Each record is to be printed again precisely as it reads.

--- START Raw records ---

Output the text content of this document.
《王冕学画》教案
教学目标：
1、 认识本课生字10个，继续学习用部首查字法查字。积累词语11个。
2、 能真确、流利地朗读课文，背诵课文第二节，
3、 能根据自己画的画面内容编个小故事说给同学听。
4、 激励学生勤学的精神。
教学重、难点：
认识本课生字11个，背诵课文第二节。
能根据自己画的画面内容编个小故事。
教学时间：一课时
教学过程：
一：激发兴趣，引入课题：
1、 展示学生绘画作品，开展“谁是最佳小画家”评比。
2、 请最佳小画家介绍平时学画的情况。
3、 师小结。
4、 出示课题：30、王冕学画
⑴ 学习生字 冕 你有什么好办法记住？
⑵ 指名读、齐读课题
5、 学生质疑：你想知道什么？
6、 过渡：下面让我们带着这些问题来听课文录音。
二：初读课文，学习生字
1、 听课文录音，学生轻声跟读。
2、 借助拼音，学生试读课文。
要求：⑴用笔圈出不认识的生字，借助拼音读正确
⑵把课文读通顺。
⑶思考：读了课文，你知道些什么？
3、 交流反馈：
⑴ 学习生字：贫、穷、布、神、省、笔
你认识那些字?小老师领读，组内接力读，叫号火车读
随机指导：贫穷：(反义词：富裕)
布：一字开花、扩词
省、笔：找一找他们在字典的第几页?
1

--- END Raw records ---

# [Final answer]
Output the text content of this document.
《王冕学画》教案
教学目标：
1、 认识本课生字10个，继续学习用部首查字法查字。积累词语11个。
2、 能真确、流利地朗读课文，背诵课文第二节，
3、 能根据自己画的画面内容编个小故事说给同学听。
4、 激励学生勤学的精神。
教学重、难点：
认识本课生字11个，背诵课文第二节。
能根据自己画的画面内容编个小故事。
教学时间：一课时
教学过程：
一：激发兴趣，引入课题：
1、 展示学生绘画作品，开展“谁是最佳小画家”评比。
2、 请最佳小画家介绍平时学画的情况。
3、 师小结。
4、 出示课题：30、王冕学画
⑴ 学习生字 冕 你有什么好办法记住？
⑵ 指名读、齐读课题
5、 学生质疑：你想知道什么？
6、 过渡：下面让我们带着这些问题来听课文录音。
二：初读课文，学习生字
1、 听课文录音，学生轻声跟读。
2、 借助拼音，学生试读课文。
要求：⑴用笔圈出不认识的生字，借助拼音读正确
⑵把课文读通顺。
⑶思考：读了课文，你知道些什么？
3、 交流反馈：
⑴ 学习生字：贫、穷、布、神、省、笔
你认识那些字?小老师领读，组内接力读，叫号火车读
随机指导：贫穷：(反义词：富裕)
布：一字开花、扩词
省、笔：找一找他们在字典的第几页?
1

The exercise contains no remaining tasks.